= Stored records =
## BEGIN

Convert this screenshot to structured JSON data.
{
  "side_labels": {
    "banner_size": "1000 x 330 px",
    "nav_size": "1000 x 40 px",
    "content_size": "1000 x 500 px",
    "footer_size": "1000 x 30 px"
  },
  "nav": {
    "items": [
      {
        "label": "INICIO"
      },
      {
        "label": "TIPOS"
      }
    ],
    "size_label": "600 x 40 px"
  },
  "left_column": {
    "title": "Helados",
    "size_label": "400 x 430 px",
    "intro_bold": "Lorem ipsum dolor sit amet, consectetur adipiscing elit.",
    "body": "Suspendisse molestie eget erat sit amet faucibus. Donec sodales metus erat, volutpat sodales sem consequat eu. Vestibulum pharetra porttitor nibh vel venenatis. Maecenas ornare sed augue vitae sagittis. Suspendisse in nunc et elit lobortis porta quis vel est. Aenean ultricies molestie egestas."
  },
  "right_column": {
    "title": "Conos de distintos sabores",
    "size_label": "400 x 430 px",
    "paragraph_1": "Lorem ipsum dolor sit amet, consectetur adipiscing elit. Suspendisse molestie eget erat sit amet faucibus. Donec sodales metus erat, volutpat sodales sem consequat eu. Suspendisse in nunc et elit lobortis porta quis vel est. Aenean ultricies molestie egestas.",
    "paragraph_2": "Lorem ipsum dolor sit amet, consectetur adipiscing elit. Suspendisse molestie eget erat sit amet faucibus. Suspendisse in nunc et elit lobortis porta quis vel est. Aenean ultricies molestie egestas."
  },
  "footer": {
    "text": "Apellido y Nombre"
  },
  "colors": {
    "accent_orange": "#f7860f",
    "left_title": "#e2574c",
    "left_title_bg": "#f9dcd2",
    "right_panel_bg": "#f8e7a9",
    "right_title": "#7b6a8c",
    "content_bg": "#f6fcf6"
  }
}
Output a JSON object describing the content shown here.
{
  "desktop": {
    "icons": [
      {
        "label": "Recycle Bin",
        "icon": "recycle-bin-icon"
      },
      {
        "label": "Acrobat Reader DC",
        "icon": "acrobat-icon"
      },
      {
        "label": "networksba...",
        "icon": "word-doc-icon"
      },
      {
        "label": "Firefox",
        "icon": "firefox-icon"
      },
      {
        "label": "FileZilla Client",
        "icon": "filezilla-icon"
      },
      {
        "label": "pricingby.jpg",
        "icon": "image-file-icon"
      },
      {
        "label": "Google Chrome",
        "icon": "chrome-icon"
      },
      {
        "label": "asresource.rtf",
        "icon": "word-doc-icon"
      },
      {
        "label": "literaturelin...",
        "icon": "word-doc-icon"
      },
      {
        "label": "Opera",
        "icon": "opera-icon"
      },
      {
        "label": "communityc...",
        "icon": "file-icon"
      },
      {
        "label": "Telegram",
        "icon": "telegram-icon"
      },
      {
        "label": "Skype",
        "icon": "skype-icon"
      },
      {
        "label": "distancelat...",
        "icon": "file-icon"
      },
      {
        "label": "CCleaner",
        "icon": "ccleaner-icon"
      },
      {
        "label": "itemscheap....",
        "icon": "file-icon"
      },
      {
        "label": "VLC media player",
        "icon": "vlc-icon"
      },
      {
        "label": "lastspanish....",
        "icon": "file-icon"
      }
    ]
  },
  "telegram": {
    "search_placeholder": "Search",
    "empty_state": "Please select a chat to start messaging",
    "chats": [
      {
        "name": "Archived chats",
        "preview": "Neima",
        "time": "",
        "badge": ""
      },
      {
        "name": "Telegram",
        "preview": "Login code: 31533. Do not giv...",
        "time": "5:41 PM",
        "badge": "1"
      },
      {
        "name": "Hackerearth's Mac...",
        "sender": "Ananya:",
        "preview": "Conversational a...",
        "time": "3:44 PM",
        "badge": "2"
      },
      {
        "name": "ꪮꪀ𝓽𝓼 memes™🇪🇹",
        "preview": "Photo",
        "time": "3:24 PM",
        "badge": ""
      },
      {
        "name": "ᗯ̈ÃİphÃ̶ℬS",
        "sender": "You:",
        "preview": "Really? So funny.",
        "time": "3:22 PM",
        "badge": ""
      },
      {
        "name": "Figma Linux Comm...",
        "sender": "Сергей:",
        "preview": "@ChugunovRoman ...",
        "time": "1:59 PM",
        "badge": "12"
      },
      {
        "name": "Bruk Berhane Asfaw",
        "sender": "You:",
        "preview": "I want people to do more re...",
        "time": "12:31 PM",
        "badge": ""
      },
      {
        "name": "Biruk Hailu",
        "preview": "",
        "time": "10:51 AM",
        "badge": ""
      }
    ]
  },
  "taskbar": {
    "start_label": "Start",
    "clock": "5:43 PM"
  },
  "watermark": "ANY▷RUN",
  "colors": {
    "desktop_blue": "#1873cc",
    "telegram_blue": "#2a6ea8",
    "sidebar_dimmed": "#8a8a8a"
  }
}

## END

= What the task asks =
Copy each record from above without leaving any out.

= Written response =
Convert this screenshot to structured JSON data.
{
  "side_labels": {
    "banner_size": "1000 x 330 px",
    "nav_size": "1000 x 40 px",
    "content_size": "1000 x 500 px",
    "footer_size": "1000 x 30 px"
  },
  "nav": {
    "items": [
      {
        "label": "INICIO"
      },
      {
        "label": "TIPOS"
      }
    ],
    "size_label": "600 x 40 px"
  },
  "left_column": {
    "title": "Helados",
    "size_label": "400 x 430 px",
    "intro_bold": "Lorem ipsum dolor sit amet, consectetur adipiscing elit.",
    "body": "Suspendisse molestie eget erat sit amet faucibus. Donec sodales metus erat, volutpat sodales sem consequat eu. Vestibulum pharetra porttitor nibh vel venenatis. Maecenas ornare sed augue vitae sagittis. Suspendisse in nunc et elit lobortis porta quis vel est. Aenean ultricies molestie egestas."
  },
  "right_column": {
    "title": "Conos de distintos sabores",
    "size_label": "400 x 430 px",
    "paragraph_1": "Lorem ipsum dolor sit amet, consectetur adipiscing elit. Suspendisse molestie eget erat sit amet faucibus. Donec sodales metus erat, volutpat sodales sem consequat eu. Suspendisse in nunc et elit lobortis porta quis vel est. Aenean ultricies molestie egestas.",
    "paragraph_2": "Lorem ipsum dolor sit amet, consectetur adipiscing elit. Suspendisse molestie eget erat sit amet faucibus. Suspendisse in nunc et elit lobortis porta quis vel est. Aenean ultricies molestie egestas."
  },
  "footer": {
    "text": "Apellido y Nombre"
  },
  "colors": {
    "accent_orange": "#f7860f",
    "left_title": "#e2574c",
    "left_title_bg": "#f9dcd2",
    "right_panel_bg": "#f8e7a9",
    "right_title": "#7b6a8c",
    "content_bg": "#f6fcf6"
  }
}
Output a JSON object describing the content shown here.
{
  "desktop": {
    "icons": [
      {
        "label": "Recycle Bin",
        "icon": "recycle-bin-icon"
      },
      {
        "label": "Acrobat Reader DC",
        "icon": "acrobat-icon"
      },
      {
        "label": "networksba...",
        "icon": "word-doc-icon"
      },
      {
        "label": "Firefox",
        "icon": "firefox-icon"
      },
      {
        "label": "FileZilla Client",
        "icon": "filezilla-icon"
      },
      {
        "label": "pricingby.jpg",
        "icon": "image-file-icon"
      },
      {
        "label": "Google Chrome",
        "icon": "chrome-icon"
      },
      {
        "label": "asresource.rtf",
        "icon": "word-doc-icon"
      },
      {
        "label": "literaturelin...",
        "icon": "word-doc-icon"
      },
      {
        "label": "Opera",
        "icon": "opera-icon"
      },
      {
        "label": "communityc...",
        "icon": "file-icon"
      },
      {
        "label": "Telegram",
        "icon": "telegram-icon"
      },
      {
        "label": "Skype",
        "icon": "skype-icon"
      },
      {
        "label": "distancelat...",
        "icon": "file-icon"
      },
      {
        "label": "CCleaner",
        "icon": "ccleaner-icon"
      },
      {
        "label": "itemscheap....",
        "icon": "file-icon"
      },
      {
        "label": "VLC media player",
        "icon": "vlc-icon"
      },
      {
        "label": "lastspanish....",
        "icon": "file-icon"
      }
    ]
  },
  "telegram": {
    "search_placeholder": "Search",
    "empty_state": "Please select a chat to start messaging",
    "chats": [
      {
        "name": "Archived chats",
        "preview": "Neima",
        "time": "",
        "badge": ""
      },
      {
        "name": "Telegram",
        "preview": "Login code: 31533. Do not giv...",
        "time": "5:41 PM",
        "badge": "1"
      },
      {
        "name": "Hackerearth's Mac...",
        "sender": "Ananya:",
        "preview": "Conversational a...",
        "time": "3:44 PM",
        "badge": "2"
      },
      {
        "name": "ꪮꪀ𝓽𝓼 memes™🇪🇹",
        "preview": "Photo",
        "time": "3:24 PM",
        "badge": ""
      },
      {
        "name": "ᗯ̈ÃİphÃ̶ℬS",
        "sender": "You:",
        "preview": "Really? So funny.",
        "time": "3:22 PM",
        "badge": ""
      },
      {
        "name": "Figma Linux Comm...",
        "sender": "Сергей:",
        "preview": "@ChugunovRoman ...",
        "time": "1:59 PM",
        "badge": "12"
      },
      {
        "name": "Bruk Berhane Asfaw",
        "sender": "You:",
        "preview": "I want people to do more re...",
        "time": "12:31 PM",
        "badge": ""
      },
      {
        "name": "Biruk Hailu",
        "preview": "",
        "time": "10:51 AM",
        "badge": ""
      }
    ]
  },
  "taskbar": {
    "start_label": "Start",
    "clock": "5:43 PM"
  },
  "watermark": "ANY▷RUN",
  "colors": {
    "desktop_blue": "#1873cc",
    "telegram_blue": "#2a6ea8",
    "sidebar_dimmed": "#8a8a8a"
  }
}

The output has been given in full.